*** STORED ROWS

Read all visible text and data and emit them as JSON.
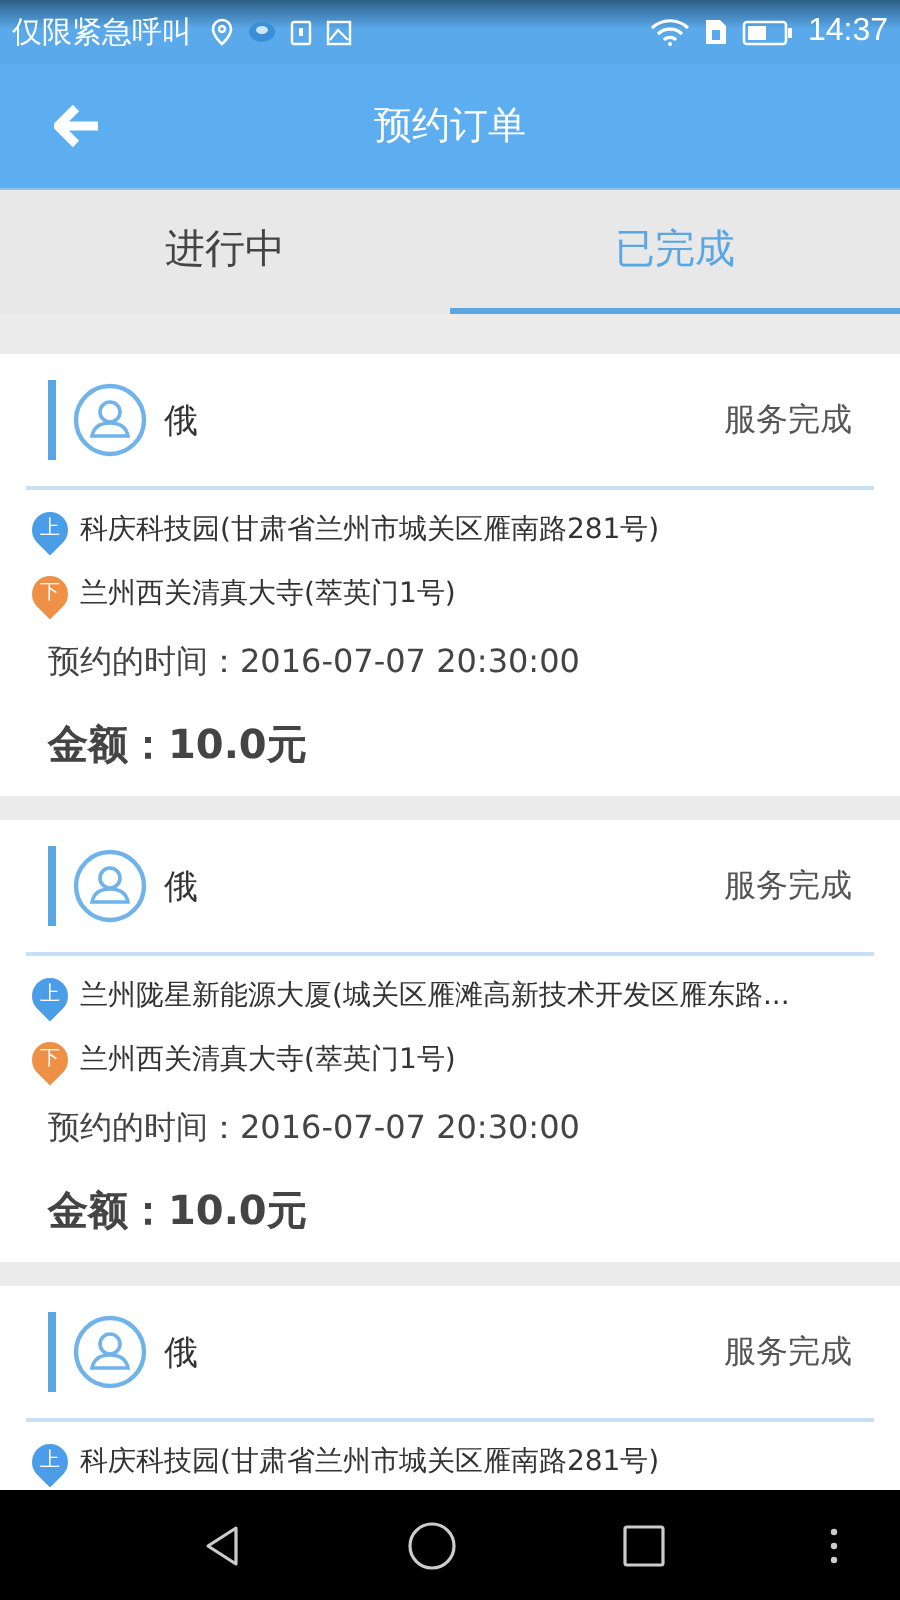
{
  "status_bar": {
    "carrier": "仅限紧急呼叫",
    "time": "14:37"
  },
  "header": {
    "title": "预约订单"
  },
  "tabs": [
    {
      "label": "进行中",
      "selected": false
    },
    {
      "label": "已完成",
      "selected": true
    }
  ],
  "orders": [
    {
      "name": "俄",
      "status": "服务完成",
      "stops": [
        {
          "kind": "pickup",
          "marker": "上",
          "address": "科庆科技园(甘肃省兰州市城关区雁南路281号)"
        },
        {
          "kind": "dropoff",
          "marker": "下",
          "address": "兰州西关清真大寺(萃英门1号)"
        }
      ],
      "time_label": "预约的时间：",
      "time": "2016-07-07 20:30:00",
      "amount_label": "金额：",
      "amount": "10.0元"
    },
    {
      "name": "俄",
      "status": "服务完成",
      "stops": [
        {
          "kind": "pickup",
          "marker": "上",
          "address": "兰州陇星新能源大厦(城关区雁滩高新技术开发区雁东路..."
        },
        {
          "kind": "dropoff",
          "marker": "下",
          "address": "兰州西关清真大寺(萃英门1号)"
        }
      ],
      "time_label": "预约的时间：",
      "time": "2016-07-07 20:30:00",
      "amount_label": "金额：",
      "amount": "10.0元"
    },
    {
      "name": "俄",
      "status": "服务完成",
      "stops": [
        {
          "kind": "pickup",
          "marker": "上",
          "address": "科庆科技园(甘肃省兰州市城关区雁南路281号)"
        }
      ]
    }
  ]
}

******
*** STORED ROWS

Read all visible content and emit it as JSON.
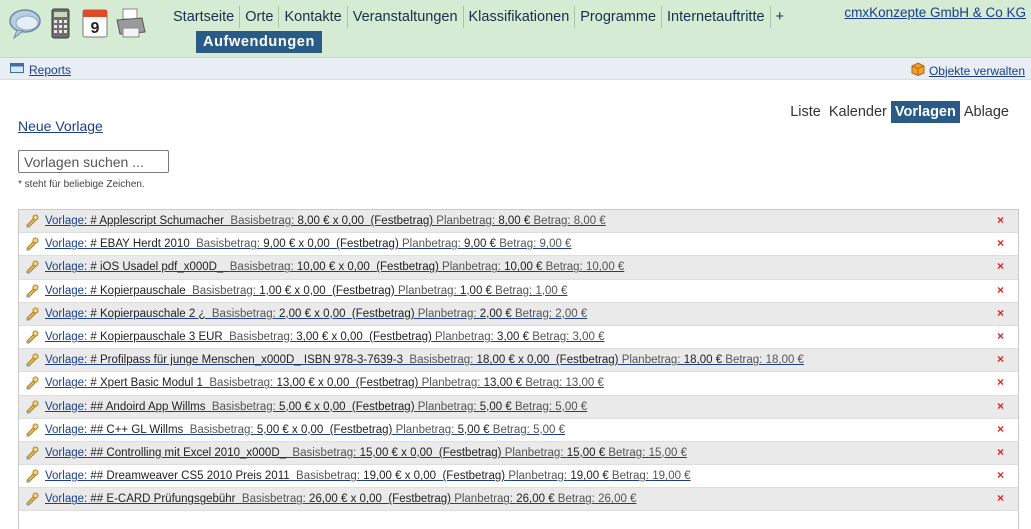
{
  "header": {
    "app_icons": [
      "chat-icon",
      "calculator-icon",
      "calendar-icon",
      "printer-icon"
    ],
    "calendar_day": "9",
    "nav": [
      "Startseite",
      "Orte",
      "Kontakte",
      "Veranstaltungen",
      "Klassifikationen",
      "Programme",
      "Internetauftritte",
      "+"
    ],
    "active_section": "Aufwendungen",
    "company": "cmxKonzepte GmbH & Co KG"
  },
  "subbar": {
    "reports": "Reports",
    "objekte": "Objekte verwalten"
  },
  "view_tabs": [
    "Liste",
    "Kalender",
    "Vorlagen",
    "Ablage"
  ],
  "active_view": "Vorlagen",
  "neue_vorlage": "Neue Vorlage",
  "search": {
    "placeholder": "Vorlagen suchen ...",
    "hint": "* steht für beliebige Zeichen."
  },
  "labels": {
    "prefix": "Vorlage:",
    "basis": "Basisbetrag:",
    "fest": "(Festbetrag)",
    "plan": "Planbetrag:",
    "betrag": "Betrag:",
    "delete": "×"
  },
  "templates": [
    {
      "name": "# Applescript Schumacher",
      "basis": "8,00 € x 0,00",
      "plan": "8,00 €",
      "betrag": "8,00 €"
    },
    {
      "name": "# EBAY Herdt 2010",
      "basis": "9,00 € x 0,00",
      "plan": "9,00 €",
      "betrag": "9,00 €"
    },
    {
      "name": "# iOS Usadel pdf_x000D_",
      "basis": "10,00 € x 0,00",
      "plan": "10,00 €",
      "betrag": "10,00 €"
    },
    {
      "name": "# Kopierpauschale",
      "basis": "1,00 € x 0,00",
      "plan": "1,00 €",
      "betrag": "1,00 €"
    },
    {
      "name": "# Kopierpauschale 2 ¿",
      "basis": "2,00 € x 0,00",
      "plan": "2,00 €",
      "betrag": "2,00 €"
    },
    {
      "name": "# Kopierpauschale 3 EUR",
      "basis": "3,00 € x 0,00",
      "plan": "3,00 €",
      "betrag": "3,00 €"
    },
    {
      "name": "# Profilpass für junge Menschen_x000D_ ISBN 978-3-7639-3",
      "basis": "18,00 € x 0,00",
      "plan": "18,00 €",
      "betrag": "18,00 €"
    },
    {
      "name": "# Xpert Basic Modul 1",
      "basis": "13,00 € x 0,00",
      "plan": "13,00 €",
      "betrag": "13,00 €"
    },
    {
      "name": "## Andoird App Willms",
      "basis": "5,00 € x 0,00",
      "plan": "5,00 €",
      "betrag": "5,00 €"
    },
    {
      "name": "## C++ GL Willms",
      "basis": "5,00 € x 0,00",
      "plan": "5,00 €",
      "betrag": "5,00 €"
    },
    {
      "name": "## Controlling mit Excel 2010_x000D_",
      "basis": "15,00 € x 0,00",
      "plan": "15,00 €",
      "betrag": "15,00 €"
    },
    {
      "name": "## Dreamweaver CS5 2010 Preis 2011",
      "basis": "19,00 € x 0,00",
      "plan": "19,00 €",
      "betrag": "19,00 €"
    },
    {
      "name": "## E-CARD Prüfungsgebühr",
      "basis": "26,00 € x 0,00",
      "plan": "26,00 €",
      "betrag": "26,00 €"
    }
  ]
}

******

Collect each line containing the string "visible".

Read all visible text and data and emit them as JSON.
Read all visible content and emit it as JSON.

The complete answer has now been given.